SOURCE PASSAGE:
+++++
Connecting with the Jazz Tradition: Studying with Frank Foster in Buffalo

by Bill Benzon

Frank Foster leading and fronting the Count Basie Orchestra in 1994

I headed off to the State University of New York at Buffalo (aka UB) in the Fall of 1973. While I was going for my Ph.D. in English Literature, I was also interested in the school’s music offerings. I’d just gotten my trumpet out of “storage,” a year or so ago and I decided I wanted to sharpen my jazz chops. So I looked through the UB catalogue and noticed they had some guy named Frank Foster teaching jazz improvisation. I’d never heard of him. But, hey, I looked him up anyhow, you never know—played and arranged with Basie, Elvin Jones, Sarah Vaughan, “hmmm,” says I to my little-too-smart self, “maybe he’ll do.”

He did.

I forget just how I made my way into his improv workshop. While I was registered in the English Department and took courses there, there was no problem about showing up in Frank’s class and just hanging out. I didn’t even register for credit. Just showed up. (Maybe I officially audited the course, as it’s called, but I don’t really remember the arrangement.)

Frank had no problem with that. Neither did anyone else.

So, anyhow, I show up in the room. Other folks came in. We got out our horns and warmed up in that “checkin’ everyone out” way that musicians have. Naturally I was apprehensive about whether or not I could hang with these musicians. True, most of them were a bit younger than I was, but I figured most of them would have been music majors whereas music had never been my central focus.

Then Frank came in—he must have, because that’s how it had to be, no? But I don’t actually remember that first day. I remember other days, but not that one. So I’m pretty much making it up about that first day.

Frank comes in, says “Hi” to folks he recognizes. Does some administrative crap, and gets down to business. He goes to the chalk board, writes out the head (melody) and chord changes to a tune, say, “Blue Bossa.” He then explains a thing or two about “harmonic relevance” (his term) and we’re blowing. The rhythm section – bass, drums, piano, guitar – starts and then we all play the head with Frank. Frank takes a chorus or two and then sends it around the room. Everyone took a turn.

But maybe I didn’t take a solo, not that first day. Now that I heard these cats, I wasn’t feeling so cocky with my Blood, Sweat and Tears Chicago Transit Authority jazz-rock solo chops. Eventually I got up there, though with Billy Skinner in the room it was a little scary, and I blew some. Probably sucked (that is, was merely adequate), too. But that was OK.

I took notes, wrote out exercises based on the tunes Frank called, and practiced diligently (while at the same time taking courses in the English Department and teaching composition). I would compare notes with the other musicians. And over time I got better. One day we were playing one of Frank’s tunes, “Who’s That Rocking My Jazz Boat” – a title that speaks volumes about the fate of jazz (recorded with Elvin Jones as “Someone’s Rocking My Jazzboat”). Funkier ‘n shit. And I got off a good solo. When I was done, Frank looked at me, then looked at the rest of the group. He pointed at me and smiled.

That made my day. Made my day. My week. I got the nod from Frank.
+++++
STORED ROWS:
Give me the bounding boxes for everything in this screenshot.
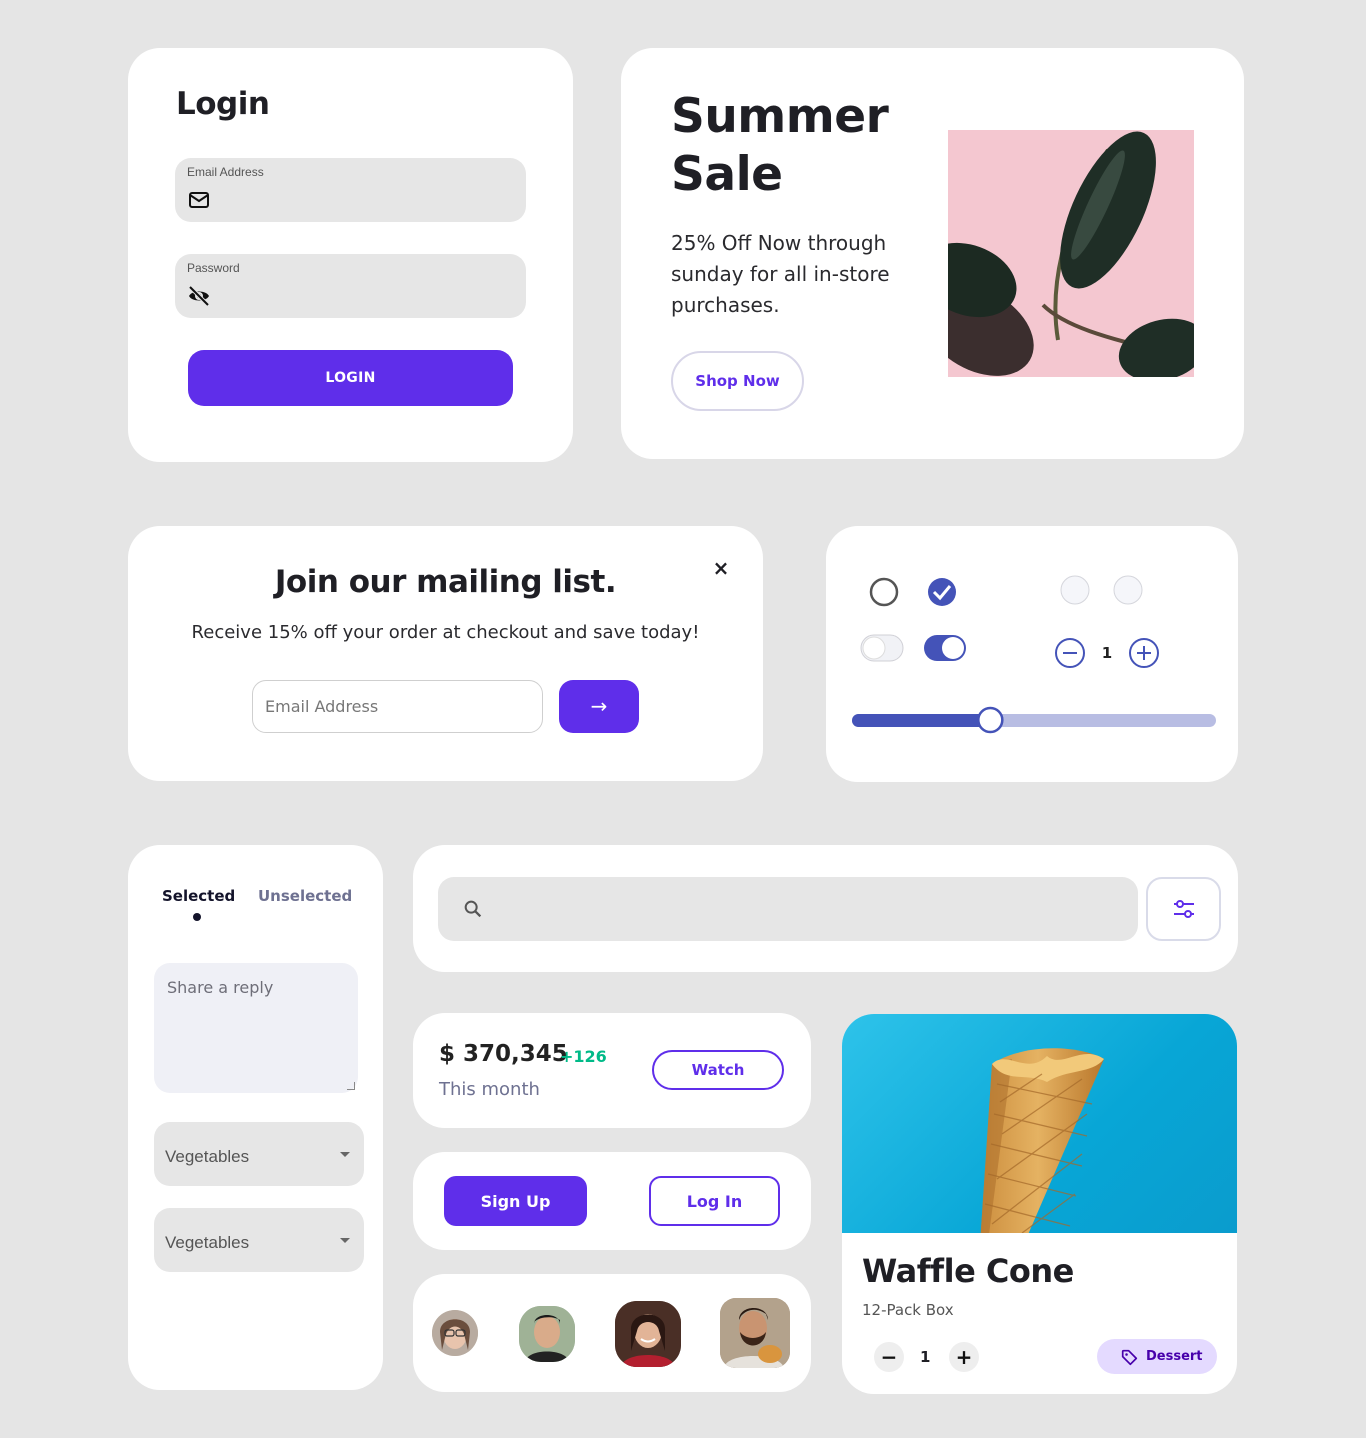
+++++
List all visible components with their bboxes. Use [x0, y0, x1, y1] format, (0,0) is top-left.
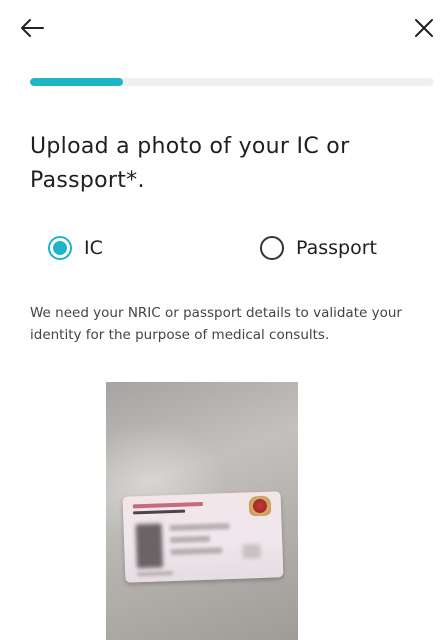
+++++
SET EXERCISE: Carry the memoir about studying jazz with Frank Foster forward from the point where it stops. The listing comes from a separate source and has no connection to the memoir about studying jazz with Frank Foster.

OUTPUT:
I was not, of course, the only one. Lots of folks got the nod from Frank. And by the by I figured out that I wasn’t the only non-enrollee in the course. There were others. Heck, some of those others weren’t even students at UB. They were just local jazz musicians who dropped in to hang out and jam with The Master.

And Master he was.

One day we were jamming on “Giant Steps.” For those of you who don’t know, the name says what the tune is, giant freakin’ steps. Fast furious and more changes than a chameleon on speed. You had to be damn good just to keep up, and to make actual music on that tune, few managed.

And Frank was one of those few. Things were movin’ along and the piano player lost it. And then the bass player. So it was just Frank and the drummer. He killed it! Killed it dead! A capella, all in his head, Frank hit every change right on, and made music out of it.

Astounding, both in his physical mastery of the horn and his conceptual mastery of the music.

There’s the day he broke out singing “Hello, Dolly,” sounding just like Louis Armstrong. It shocked the bejesus out of us standing around. Who’d have thought this bad-ass post-bop Basie arranger and contemporary of Coltrane had a world-class Pops imitation in him? Think of the cultural history collapsed into the one moment. Armstrong has been one of the earliest jazz pioneers. By the 1930s he had become a major entertainer and public figure in America and Europe but by the 1950s he was two style revolutions behind the times and jazz was being displaced by rock and roll. In 1964 his recording of “Hello, Dolly” became his best-selling record, putting him on the charts along side the Beatles. Is that when Frank first developed his Armstrong imitation of the tune? I have no idea. By the time he regaled us with his singing Armstrong had been dead for four or five years and so been transmuted into pure myth and symbol. And that’s what we heard, an icon made flesh through the voice of Frank Foster.

And then, and then, then there’s the day he was kind enough to be embarrassed on my behalf. The school decided they wanted to have a big band. So they held auditions. And of course I auditioned. While mostly a soloist, I really wanted to play in the big band.

I got in there. They put a chart in front of me, the lead trumpet part for “Central Park North.” I sucked. I knew I would. My sight-reading chops just were not anywhere near my jazz chops. This was, maybe, three years from when I’d first showed up in Frank’s improv workshop and I’d gotten to be a damn good soloist. And, in Frank’s world, the world of professional jazz musicians, damn good soloists can also read fly shit on paper. So Frank, I’m sure, expected me to kill the audition. Which I did, but not it the good sense of kill. In the bad sense (but not, you know, the good sense of baad). As I said, I sucked.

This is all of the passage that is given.